AIM OF THE TASK
Of the lines in the entries below, state how many hold the word "este". Say nothing else.

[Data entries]

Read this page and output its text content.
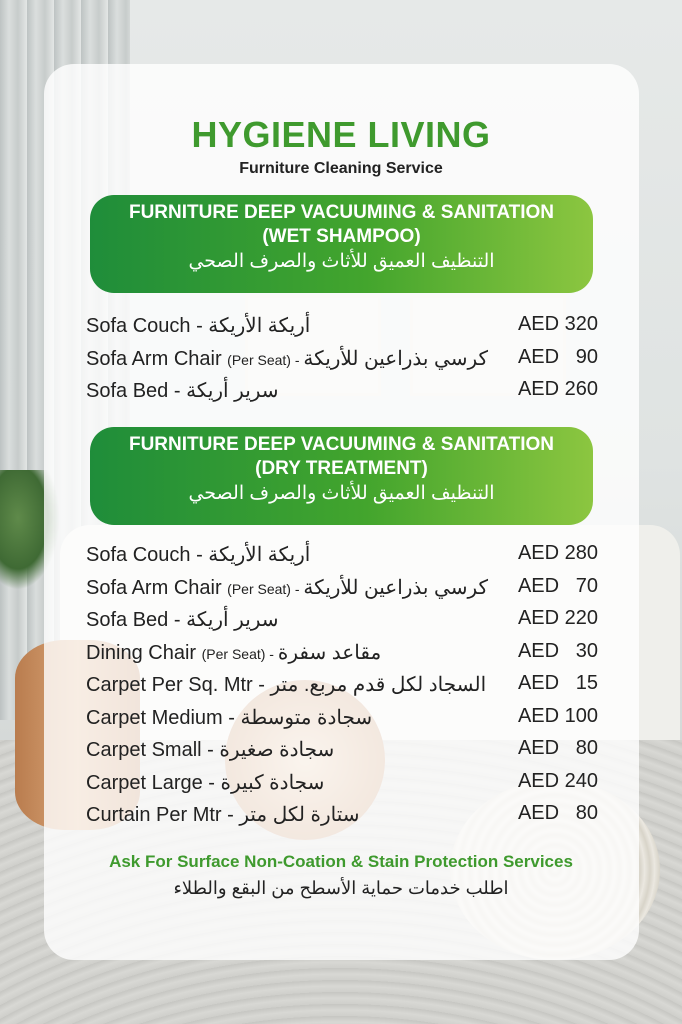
HYGIENE LIVING
Furniture Cleaning Service
FURNITURE DEEP VACUUMING & SANITATION
(WET SHAMPOO)
التنظيف العميق للأثاث والصرف الصحي
Sofa Couch - أريكة الأريكة	AED 320
Sofa Arm Chair (Per Seat) - كرسي بذراعين للأريكة AED   90
Sofa Bed - سرير أريكة	AED 260
FURNITURE DEEP VACUUMING & SANITATION
(DRY TREATMENT)
التنظيف العميق للأثاث والصرف الصحي
Sofa Couch - أريكة الأريكة	AED 280
Sofa Arm Chair (Per Seat) - كرسي بذراعين للأريكة AED   70
Sofa Bed - سرير أريكة	AED 220
Dining Chair (Per Seat) - مقاعد سفرة	AED   30
Carpet Per Sq. Mtr - السجاد لكل قدم مربع. متر AED   15
Carpet Medium - سجادة متوسطة	AED 100
Carpet Small - سجادة صغيرة	AED   80
Carpet Large - سجادة كبيرة	AED 240
Curtain Per Mtr - ستارة لكل متر	AED   80
Ask For Surface Non-Coation & Stain Protection Services
اطلب خدمات حماية الأسطح من البقع والطلاء
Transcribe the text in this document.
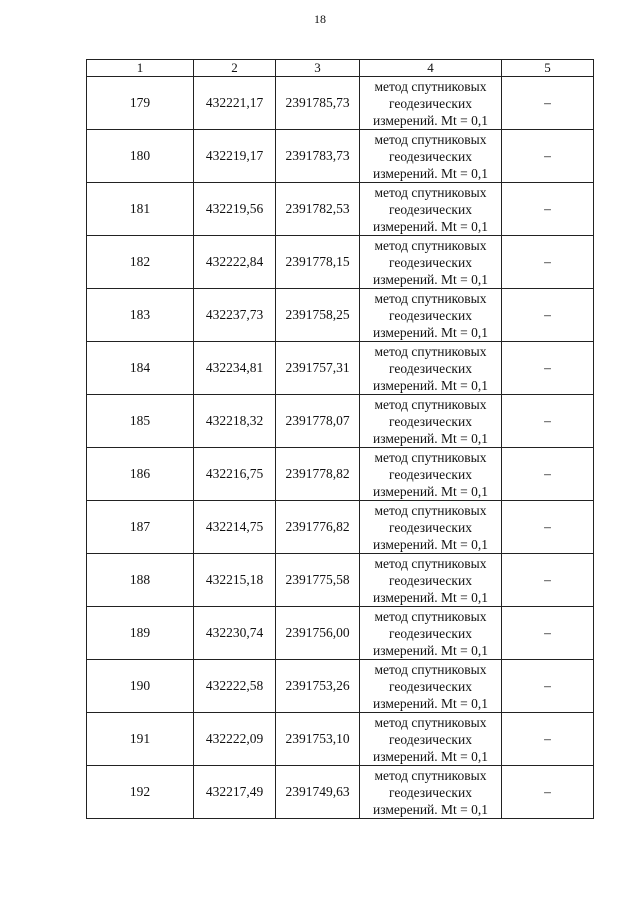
18
1	2	3	4	5
179	432221,17	2391785,73	метод спутниковых
геодезических
измерений. Mt = 0,1	–
180	432219,17	2391783,73	метод спутниковых
геодезических
измерений. Mt = 0,1	–
181	432219,56	2391782,53	метод спутниковых
геодезических
измерений. Mt = 0,1	–
182	432222,84	2391778,15	метод спутниковых
геодезических
измерений. Mt = 0,1	–
183	432237,73	2391758,25	метод спутниковых
геодезических
измерений. Mt = 0,1	–
184	432234,81	2391757,31	метод спутниковых
геодезических
измерений. Mt = 0,1	–
185	432218,32	2391778,07	метод спутниковых
геодезических
измерений. Mt = 0,1	–
186	432216,75	2391778,82	метод спутниковых
геодезических
измерений. Mt = 0,1	–
187	432214,75	2391776,82	метод спутниковых
геодезических
измерений. Mt = 0,1	–
188	432215,18	2391775,58	метод спутниковых
геодезических
измерений. Mt = 0,1	–
189	432230,74	2391756,00	метод спутниковых
геодезических
измерений. Mt = 0,1	–
190	432222,58	2391753,26	метод спутниковых
геодезических
измерений. Mt = 0,1	–
191	432222,09	2391753,10	метод спутниковых
геодезических
измерений. Mt = 0,1	–
192	432217,49	2391749,63	метод спутниковых
геодезических
измерений. Mt = 0,1	–
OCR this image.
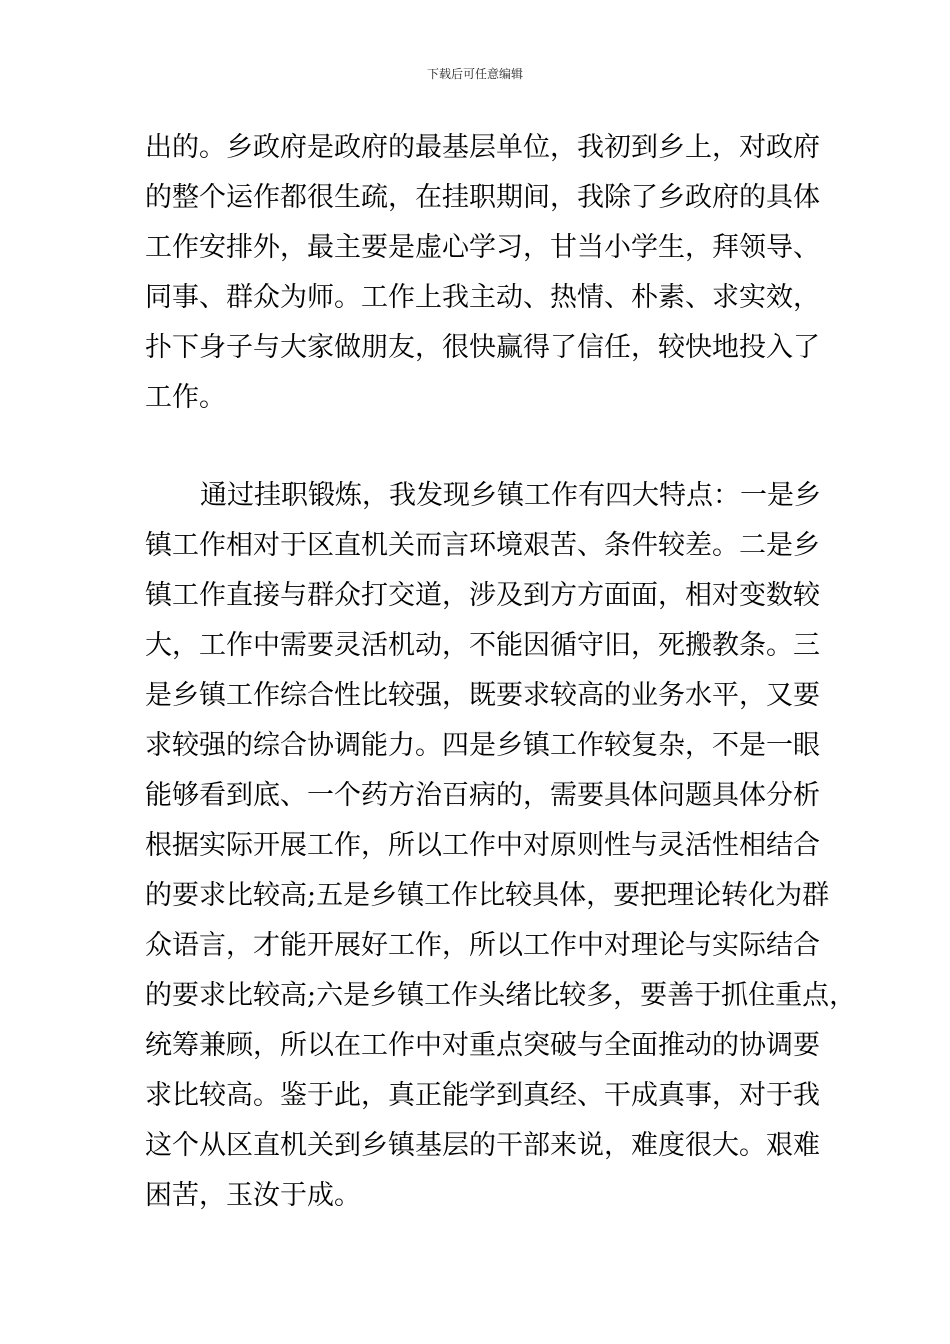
下载后可任意编辑
出的。乡政府是政府的最基层单位，我初到乡上，对政府
的整个运作都很生疏，在挂职期间，我除了乡政府的具体
工作安排外，最主要是虚心学习，甘当小学生，拜领导、
同事、群众为师。工作上我主动、热情、朴素、求实效，
扑下身子与大家做朋友，很快赢得了信任，较快地投入了
工作。
通过挂职锻炼，我发现乡镇工作有四大特点：一是乡
镇工作相对于区直机关而言环境艰苦、条件较差。二是乡
镇工作直接与群众打交道，涉及到方方面面，相对变数较
大，工作中需要灵活机动，不能因循守旧，死搬教条。三
是乡镇工作综合性比较强，既要求较高的业务水平，又要
求较强的综合协调能力。四是乡镇工作较复杂，不是一眼
能够看到底、一个药方治百病的，需要具体问题具体分析
根据实际开展工作，所以工作中对原则性与灵活性相结合
的要求比较高;五是乡镇工作比较具体，要把理论转化为群
众语言，才能开展好工作，所以工作中对理论与实际结合
的要求比较高;六是乡镇工作头绪比较多，要善于抓住重点，
统筹兼顾，所以在工作中对重点突破与全面推动的协调要
求比较高。鉴于此，真正能学到真经、干成真事，对于我
这个从区直机关到乡镇基层的干部来说，难度很大。艰难
困苦，玉汝于成。
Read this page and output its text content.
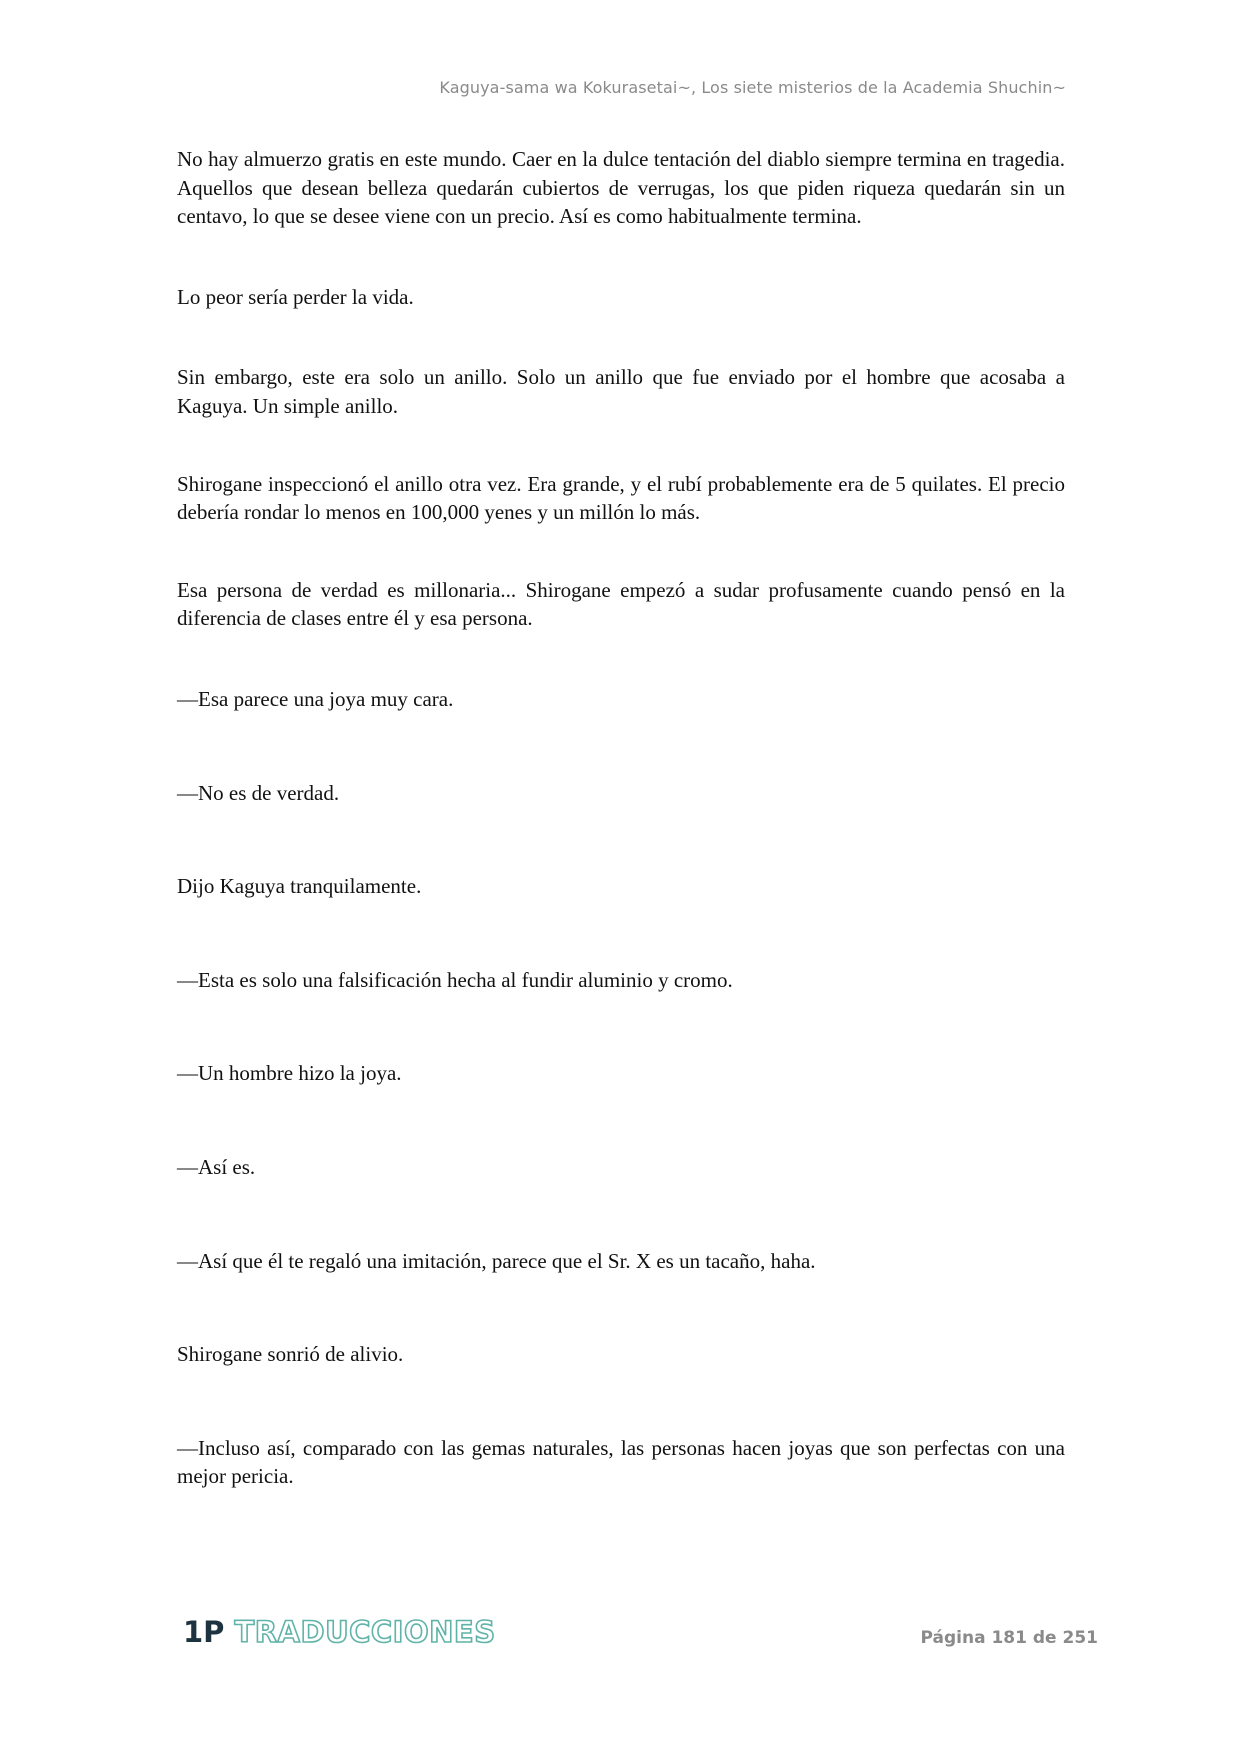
Kaguya-sama wa Kokurasetai~, Los siete misterios de la Academia Shuchin~

No hay almuerzo gratis en este mundo. Caer en la dulce tentación del diablo siempre termina en tragedia. Aquellos que desean belleza quedarán cubiertos de verrugas, los que piden riqueza quedarán sin un centavo, lo que se desee viene con un precio. Así es como habitualmente termina.

Lo peor sería perder la vida.

Sin embargo, este era solo un anillo. Solo un anillo que fue enviado por el hombre que acosaba a Kaguya. Un simple anillo.

Shirogane inspeccionó el anillo otra vez. Era grande, y el rubí probablemente era de 5 quilates. El precio debería rondar lo menos en 100,000 yenes y un millón lo más.

Esa persona de verdad es millonaria... Shirogane empezó a sudar profusamente cuando pensó en la diferencia de clases entre él y esa persona.

—Esa parece una joya muy cara.

—No es de verdad.

Dijo Kaguya tranquilamente.

—Esta es solo una falsificación hecha al fundir aluminio y cromo.

—Un hombre hizo la joya.

—Así es.

—Así que él te regaló una imitación, parece que el Sr. X es un tacaño, haha.

Shirogane sonrió de alivio.

—Incluso así, comparado con las gemas naturales, las personas hacen joyas que son perfectas con una mejor pericia.

1P TRADUCCIONES	Página 181 de 251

FINISHED EXERCISE
2